Problem: Pull out every line from the listing that has the word "this".

Stored items
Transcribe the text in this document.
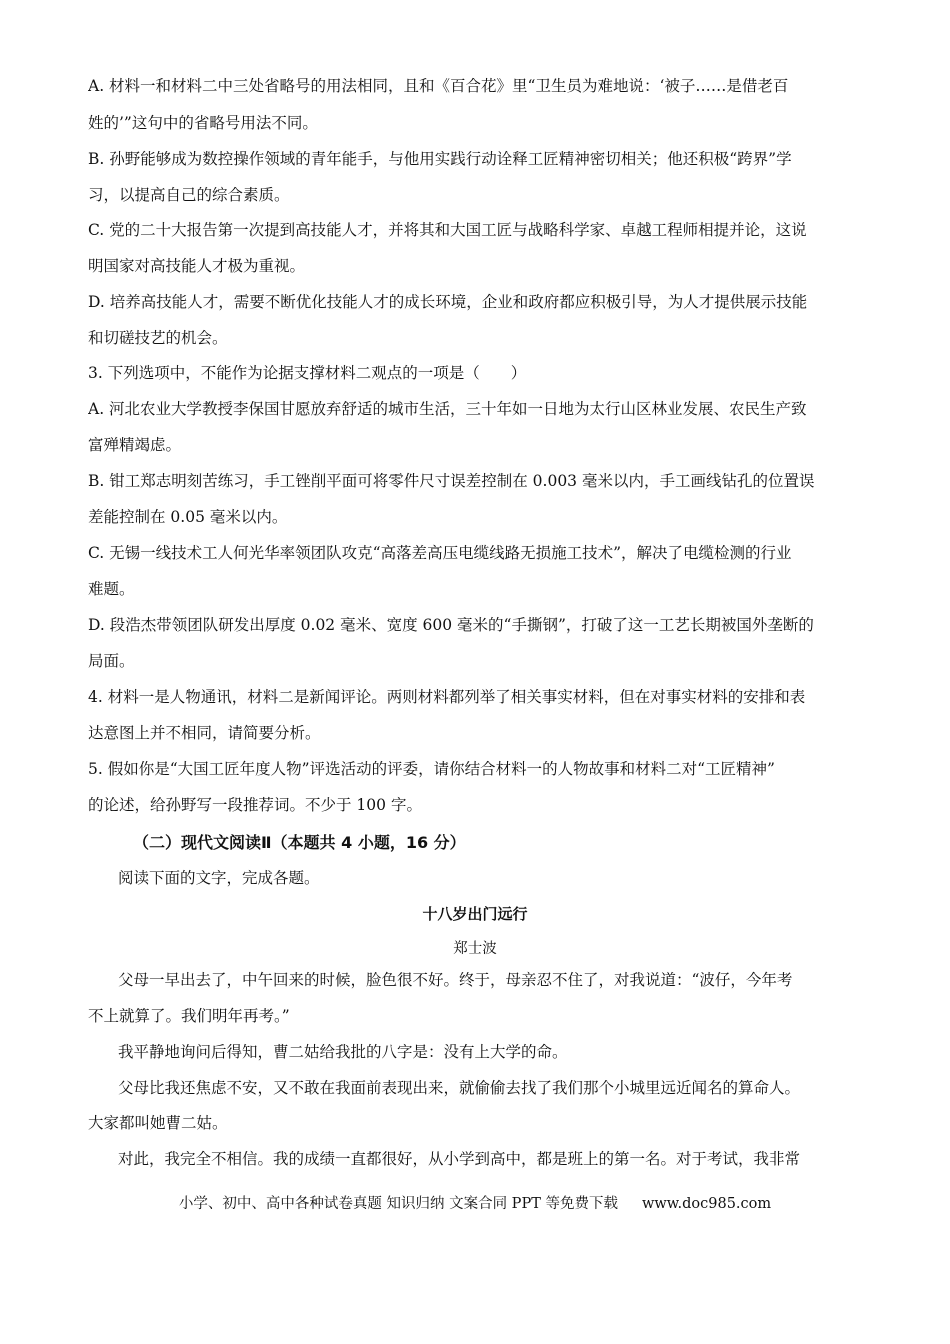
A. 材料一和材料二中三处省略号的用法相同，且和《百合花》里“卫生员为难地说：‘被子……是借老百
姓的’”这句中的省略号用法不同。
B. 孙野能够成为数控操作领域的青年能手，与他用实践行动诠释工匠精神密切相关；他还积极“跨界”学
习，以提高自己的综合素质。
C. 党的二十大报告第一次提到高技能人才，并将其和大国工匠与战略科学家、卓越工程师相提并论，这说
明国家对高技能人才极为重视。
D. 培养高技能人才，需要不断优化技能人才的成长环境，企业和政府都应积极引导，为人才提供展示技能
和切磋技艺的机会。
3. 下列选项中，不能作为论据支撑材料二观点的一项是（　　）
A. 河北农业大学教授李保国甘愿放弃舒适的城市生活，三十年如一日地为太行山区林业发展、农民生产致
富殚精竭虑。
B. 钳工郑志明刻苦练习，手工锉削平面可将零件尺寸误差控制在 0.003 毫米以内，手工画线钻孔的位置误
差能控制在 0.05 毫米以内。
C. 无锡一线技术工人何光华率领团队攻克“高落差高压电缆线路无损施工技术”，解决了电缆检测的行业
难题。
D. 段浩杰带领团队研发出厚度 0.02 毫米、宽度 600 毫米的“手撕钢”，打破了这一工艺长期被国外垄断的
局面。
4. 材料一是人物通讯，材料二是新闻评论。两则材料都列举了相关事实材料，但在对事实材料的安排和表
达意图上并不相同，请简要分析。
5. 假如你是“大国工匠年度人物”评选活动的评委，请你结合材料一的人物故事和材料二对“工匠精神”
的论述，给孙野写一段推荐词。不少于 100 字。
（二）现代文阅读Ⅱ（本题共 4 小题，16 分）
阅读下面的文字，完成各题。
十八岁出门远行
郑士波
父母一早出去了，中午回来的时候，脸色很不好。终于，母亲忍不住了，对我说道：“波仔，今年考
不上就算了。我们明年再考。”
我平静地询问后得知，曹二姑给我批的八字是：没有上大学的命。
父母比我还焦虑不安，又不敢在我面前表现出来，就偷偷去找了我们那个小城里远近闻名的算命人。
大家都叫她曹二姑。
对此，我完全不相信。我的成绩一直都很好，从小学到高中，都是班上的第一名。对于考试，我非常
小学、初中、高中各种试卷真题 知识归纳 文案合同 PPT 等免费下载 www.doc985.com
* * *
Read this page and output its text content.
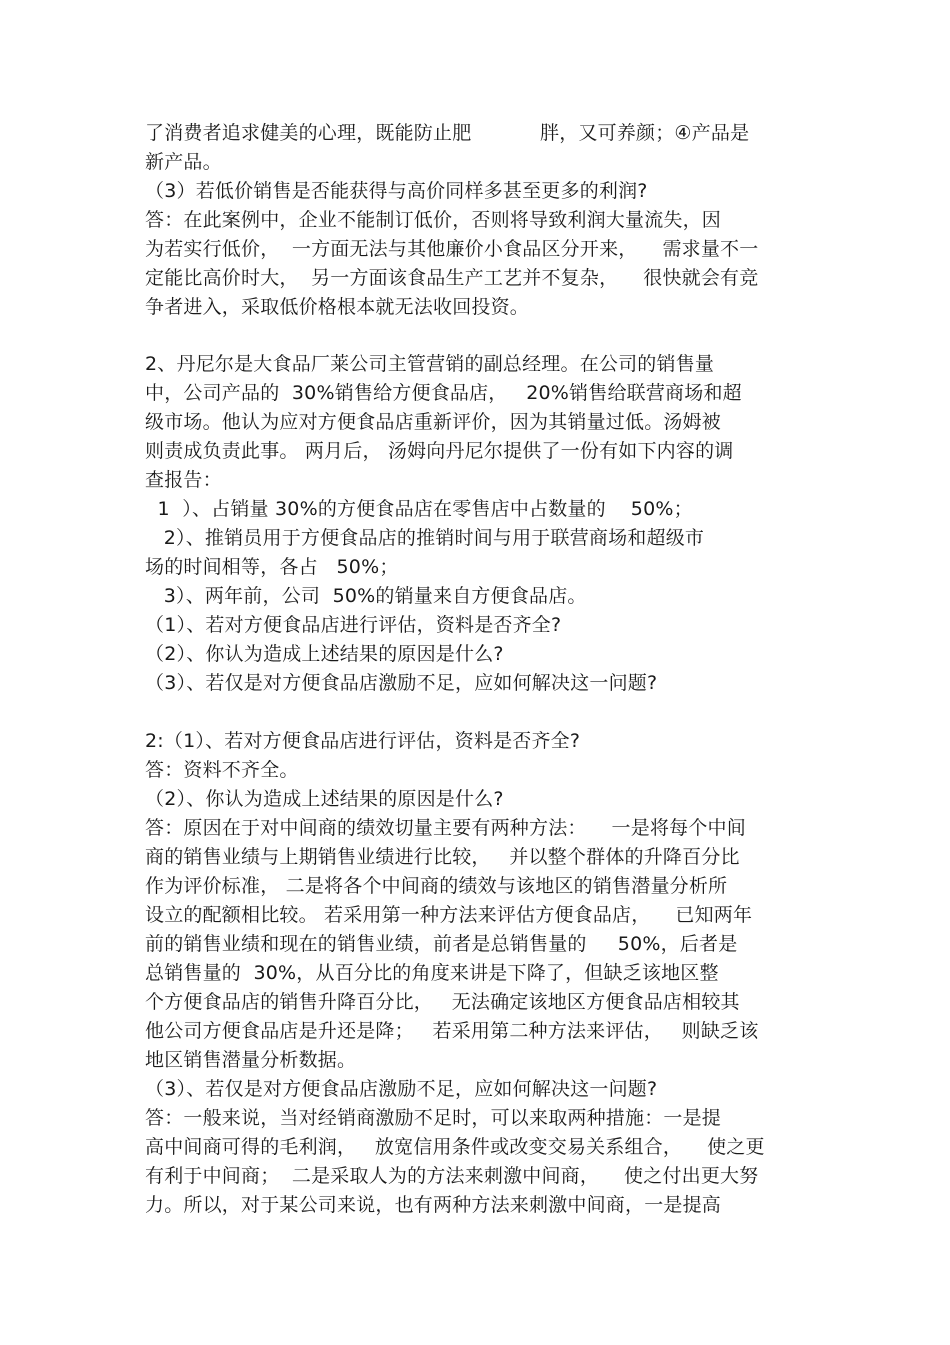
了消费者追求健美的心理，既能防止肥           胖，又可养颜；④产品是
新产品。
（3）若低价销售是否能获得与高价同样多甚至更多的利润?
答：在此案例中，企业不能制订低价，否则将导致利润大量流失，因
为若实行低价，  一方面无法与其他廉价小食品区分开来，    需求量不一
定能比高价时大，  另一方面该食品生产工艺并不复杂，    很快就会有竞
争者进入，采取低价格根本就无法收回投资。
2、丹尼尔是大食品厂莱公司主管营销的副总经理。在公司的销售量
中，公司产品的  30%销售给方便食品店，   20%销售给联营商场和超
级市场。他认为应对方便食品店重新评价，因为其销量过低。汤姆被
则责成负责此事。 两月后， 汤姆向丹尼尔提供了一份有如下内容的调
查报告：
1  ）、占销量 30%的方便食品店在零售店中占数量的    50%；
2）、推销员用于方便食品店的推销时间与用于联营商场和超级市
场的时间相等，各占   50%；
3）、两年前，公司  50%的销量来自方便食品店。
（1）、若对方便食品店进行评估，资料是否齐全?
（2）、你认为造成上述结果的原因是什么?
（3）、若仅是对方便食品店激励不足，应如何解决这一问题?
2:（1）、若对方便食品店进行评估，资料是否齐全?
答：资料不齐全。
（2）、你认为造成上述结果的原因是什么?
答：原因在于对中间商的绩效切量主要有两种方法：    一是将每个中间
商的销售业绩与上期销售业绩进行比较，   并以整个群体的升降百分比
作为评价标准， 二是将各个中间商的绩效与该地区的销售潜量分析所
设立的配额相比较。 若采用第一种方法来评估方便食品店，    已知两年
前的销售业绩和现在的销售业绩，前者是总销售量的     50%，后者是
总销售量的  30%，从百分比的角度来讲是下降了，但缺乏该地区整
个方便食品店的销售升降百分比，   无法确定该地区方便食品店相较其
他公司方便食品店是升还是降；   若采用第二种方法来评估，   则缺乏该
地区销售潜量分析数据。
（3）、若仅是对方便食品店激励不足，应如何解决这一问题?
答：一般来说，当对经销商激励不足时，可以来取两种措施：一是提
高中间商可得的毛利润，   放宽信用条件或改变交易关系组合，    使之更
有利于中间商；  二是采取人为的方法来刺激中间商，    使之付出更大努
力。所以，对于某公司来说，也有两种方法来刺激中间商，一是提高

Result of the task:
Transcribe the text in this document.
Read this page and output its text content.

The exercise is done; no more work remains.